RECORD LIST –

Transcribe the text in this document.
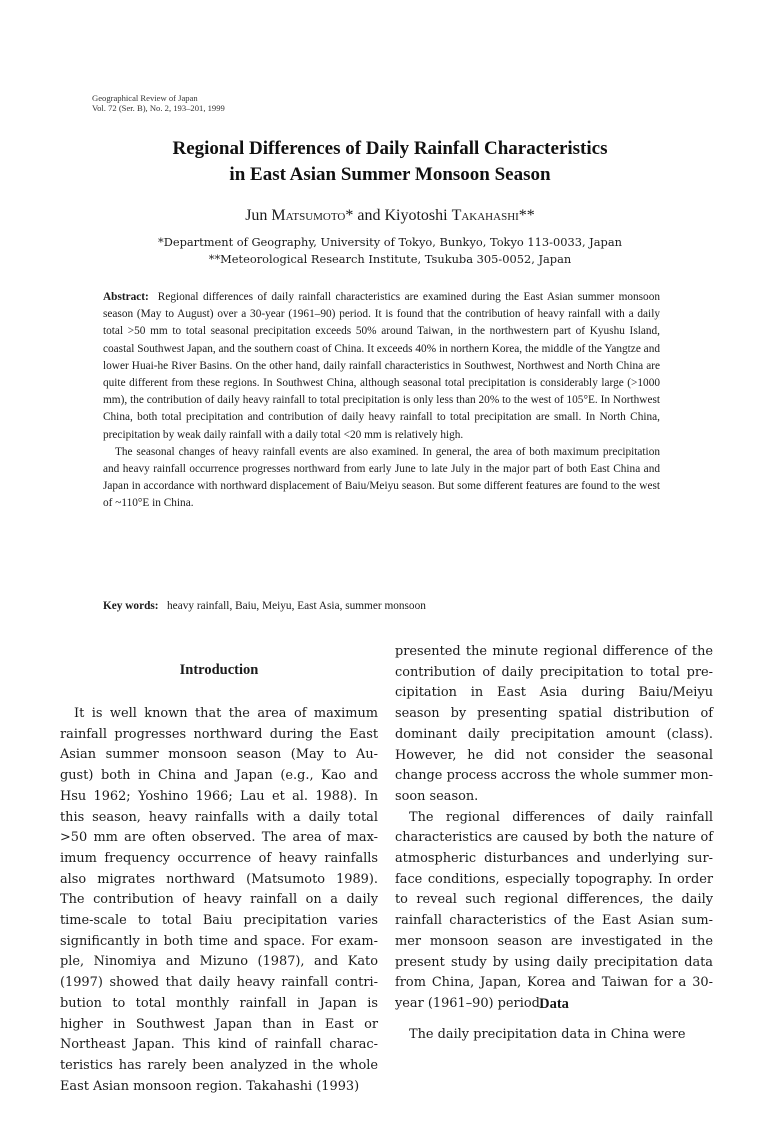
Geographical Review of Japan
Vol. 72 (Ser. B), No. 2, 193–201, 1999
Regional Differences of Daily Rainfall Characteristics
in East Asian Summer Monsoon Season
Jun Matsumoto* and Kiyotoshi Takahashi**
*Department of Geography, University of Tokyo, Bunkyo, Tokyo 113-0033, Japan
**Meteorological Research Institute, Tsukuba 305-0052, Japan

Abstract: Regional differences of daily rainfall characteristics are examined during the East Asian summer monsoon season (May to August) over a 30-year (1961–90) period. It is found that the contribution of heavy rainfall with a daily total >50 mm to total seasonal precipitation exceeds 50% around Taiwan, in the northwestern part of Kyushu Island, coastal Southwest Japan, and the southern coast of China. It exceeds 40% in northern Korea, the middle of the Yangtze and lower Huai-he River Basins. On the other hand, daily rainfall characteristics in Southwest, Northwest and North China are quite different from these regions. In Southwest China, although seasonal total precipitation is considerably large (>1000 mm), the contribution of daily heavy rainfall to total precipitation is only less than 20% to the west of 105°E. In Northwest China, both total precipitation and contribution of daily heavy rainfall to total precipitation are small. In North China, precipitation by weak daily rainfall with a daily total <20 mm is relatively high.

The seasonal changes of heavy rainfall events are also examined. In general, the area of both maximum precipitation and heavy rainfall occurrence progresses northward from early June to late July in the major part of both East China and Japan in accordance with northward displacement of Baiu/Meiyu season. But some different features are found to the west of ~110°E in China.

Key words: heavy rainfall, Baiu, Meiyu, East Asia, summer monsoon
Introduction

It is well known that the area of maximum rainfall progresses northward during the East Asian summer monsoon season (May to Au-gust) both in China and Japan (e.g., Kao and Hsu 1962; Yoshino 1966; Lau et al. 1988). In this season, heavy rainfalls with a daily total >50 mm are often observed. The area of max-imum frequency occurrence of heavy rainfalls also migrates northward (Matsumoto 1989). The contribution of heavy rainfall on a daily time-scale to total Baiu precipitation varies significantly in both time and space. For exam-ple, Ninomiya and Mizuno (1987), and Kato (1997) showed that daily heavy rainfall contri-bution to total monthly rainfall in Japan is higher in Southwest Japan than in East or Northeast Japan. This kind of rainfall charac-teristics has rarely been analyzed in the whole East Asian monsoon region. Takahashi (1993)

presented the minute regional difference of the contribution of daily precipitation to total pre-cipitation in East Asia during Baiu/Meiyu season by presenting spatial distribution of dominant daily precipitation amount (class). However, he did not consider the seasonal change process accross the whole summer mon-soon season.

The regional differences of daily rainfall characteristics are caused by both the nature of atmospheric disturbances and underlying sur-face conditions, especially topography. In order to reveal such regional differences, the daily rainfall characteristics of the East Asian sum-mer monsoon season are investigated in the present study by using daily precipitation data from China, Japan, Korea and Taiwan for a 30-year (1961–90) period.

Data

The daily precipitation data in China were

JOB – All the records above need to be given again word for word. Skip the pictures.

RESULT –
Transcribe the text in this document.
Geographical Review of Japan
Vol. 72 (Ser. B), No. 2, 193–201, 1999
Regional Differences of Daily Rainfall Characteristics
in East Asian Summer Monsoon Season
Jun Matsumoto* and Kiyotoshi Takahashi**
*Department of Geography, University of Tokyo, Bunkyo, Tokyo 113-0033, Japan
**Meteorological Research Institute, Tsukuba 305-0052, Japan

Abstract: Regional differences of daily rainfall characteristics are examined during the East Asian summer monsoon season (May to August) over a 30-year (1961–90) period. It is found that the contribution of heavy rainfall with a daily total >50 mm to total seasonal precipitation exceeds 50% around Taiwan, in the northwestern part of Kyushu Island, coastal Southwest Japan, and the southern coast of China. It exceeds 40% in northern Korea, the middle of the Yangtze and lower Huai-he River Basins. On the other hand, daily rainfall characteristics in Southwest, Northwest and North China are quite different from these regions. In Southwest China, although seasonal total precipitation is considerably large (>1000 mm), the contribution of daily heavy rainfall to total precipitation is only less than 20% to the west of 105°E. In Northwest China, both total precipitation and contribution of daily heavy rainfall to total precipitation are small. In North China, precipitation by weak daily rainfall with a daily total <20 mm is relatively high.

The seasonal changes of heavy rainfall events are also examined. In general, the area of both maximum precipitation and heavy rainfall occurrence progresses northward from early June to late July in the major part of both East China and Japan in accordance with northward displacement of Baiu/Meiyu season. But some different features are found to the west of ~110°E in China.

Key words: heavy rainfall, Baiu, Meiyu, East Asia, summer monsoon
Introduction

It is well known that the area of maximum rainfall progresses northward during the East Asian summer monsoon season (May to Au-gust) both in China and Japan (e.g., Kao and Hsu 1962; Yoshino 1966; Lau et al. 1988). In this season, heavy rainfalls with a daily total >50 mm are often observed. The area of max-imum frequency occurrence of heavy rainfalls also migrates northward (Matsumoto 1989). The contribution of heavy rainfall on a daily time-scale to total Baiu precipitation varies significantly in both time and space. For exam-ple, Ninomiya and Mizuno (1987), and Kato (1997) showed that daily heavy rainfall contri-bution to total monthly rainfall in Japan is higher in Southwest Japan than in East or Northeast Japan. This kind of rainfall charac-teristics has rarely been analyzed in the whole East Asian monsoon region. Takahashi (1993)

presented the minute regional difference of the contribution of daily precipitation to total pre-cipitation in East Asia during Baiu/Meiyu season by presenting spatial distribution of dominant daily precipitation amount (class). However, he did not consider the seasonal change process accross the whole summer mon-soon season.

The regional differences of daily rainfall characteristics are caused by both the nature of atmospheric disturbances and underlying sur-face conditions, especially topography. In order to reveal such regional differences, the daily rainfall characteristics of the East Asian sum-mer monsoon season are investigated in the present study by using daily precipitation data from China, Japan, Korea and Taiwan for a 30-year (1961–90) period.

Data

The daily precipitation data in China were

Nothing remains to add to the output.